— START SUPPLIED DATA —
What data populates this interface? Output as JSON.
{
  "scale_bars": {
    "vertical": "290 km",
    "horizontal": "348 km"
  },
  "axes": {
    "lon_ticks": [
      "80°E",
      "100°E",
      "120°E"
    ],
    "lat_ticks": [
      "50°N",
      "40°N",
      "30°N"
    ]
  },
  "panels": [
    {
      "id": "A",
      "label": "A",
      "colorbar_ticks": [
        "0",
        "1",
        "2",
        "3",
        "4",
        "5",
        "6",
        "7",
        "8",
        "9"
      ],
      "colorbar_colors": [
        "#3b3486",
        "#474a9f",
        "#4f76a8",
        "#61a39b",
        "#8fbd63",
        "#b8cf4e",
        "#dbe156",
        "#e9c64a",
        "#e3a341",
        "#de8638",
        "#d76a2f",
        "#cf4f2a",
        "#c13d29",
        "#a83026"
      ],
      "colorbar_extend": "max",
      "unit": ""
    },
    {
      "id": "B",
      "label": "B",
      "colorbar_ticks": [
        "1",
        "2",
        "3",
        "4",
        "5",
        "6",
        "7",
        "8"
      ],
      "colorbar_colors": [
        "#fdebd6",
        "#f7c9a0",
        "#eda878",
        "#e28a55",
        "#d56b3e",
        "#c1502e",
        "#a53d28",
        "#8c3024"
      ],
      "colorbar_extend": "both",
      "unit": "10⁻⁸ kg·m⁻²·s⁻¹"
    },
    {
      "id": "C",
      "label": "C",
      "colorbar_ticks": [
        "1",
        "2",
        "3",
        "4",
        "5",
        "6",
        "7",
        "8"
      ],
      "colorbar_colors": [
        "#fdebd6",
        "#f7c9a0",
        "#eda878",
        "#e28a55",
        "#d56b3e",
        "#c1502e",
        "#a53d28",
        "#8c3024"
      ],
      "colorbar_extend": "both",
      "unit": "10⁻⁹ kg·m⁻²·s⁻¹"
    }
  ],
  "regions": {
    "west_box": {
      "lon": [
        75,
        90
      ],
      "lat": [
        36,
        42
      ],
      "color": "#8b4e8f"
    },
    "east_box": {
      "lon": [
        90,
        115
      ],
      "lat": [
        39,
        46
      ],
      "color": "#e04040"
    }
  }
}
— END SUPPLIED DATA —
DIRECTIONS FOR THIS TASK:
Print all of the entries exactly as they appear.

FINISHED TASK:
What data populates this interface? Output as JSON.
{
  "scale_bars": {
    "vertical": "290 km",
    "horizontal": "348 km"
  },
  "axes": {
    "lon_ticks": [
      "80°E",
      "100°E",
      "120°E"
    ],
    "lat_ticks": [
      "50°N",
      "40°N",
      "30°N"
    ]
  },
  "panels": [
    {
      "id": "A",
      "label": "A",
      "colorbar_ticks": [
        "0",
        "1",
        "2",
        "3",
        "4",
        "5",
        "6",
        "7",
        "8",
        "9"
      ],
      "colorbar_colors": [
        "#3b3486",
        "#474a9f",
        "#4f76a8",
        "#61a39b",
        "#8fbd63",
        "#b8cf4e",
        "#dbe156",
        "#e9c64a",
        "#e3a341",
        "#de8638",
        "#d76a2f",
        "#cf4f2a",
        "#c13d29",
        "#a83026"
      ],
      "colorbar_extend": "max",
      "unit": ""
    },
    {
      "id": "B",
      "label": "B",
      "colorbar_ticks": [
        "1",
        "2",
        "3",
        "4",
        "5",
        "6",
        "7",
        "8"
      ],
      "colorbar_colors": [
        "#fdebd6",
        "#f7c9a0",
        "#eda878",
        "#e28a55",
        "#d56b3e",
        "#c1502e",
        "#a53d28",
        "#8c3024"
      ],
      "colorbar_extend": "both",
      "unit": "10⁻⁸ kg·m⁻²·s⁻¹"
    },
    {
      "id": "C",
      "label": "C",
      "colorbar_ticks": [
        "1",
        "2",
        "3",
        "4",
        "5",
        "6",
        "7",
        "8"
      ],
      "colorbar_colors": [
        "#fdebd6",
        "#f7c9a0",
        "#eda878",
        "#e28a55",
        "#d56b3e",
        "#c1502e",
        "#a53d28",
        "#8c3024"
      ],
      "colorbar_extend": "both",
      "unit": "10⁻⁹ kg·m⁻²·s⁻¹"
    }
  ],
  "regions": {
    "west_box": {
      "lon": [
        75,
        90
      ],
      "lat": [
        36,
        42
      ],
      "color": "#8b4e8f"
    },
    "east_box": {
      "lon": [
        90,
        115
      ],
      "lat": [
        39,
        46
      ],
      "color": "#e04040"
    }
  }
}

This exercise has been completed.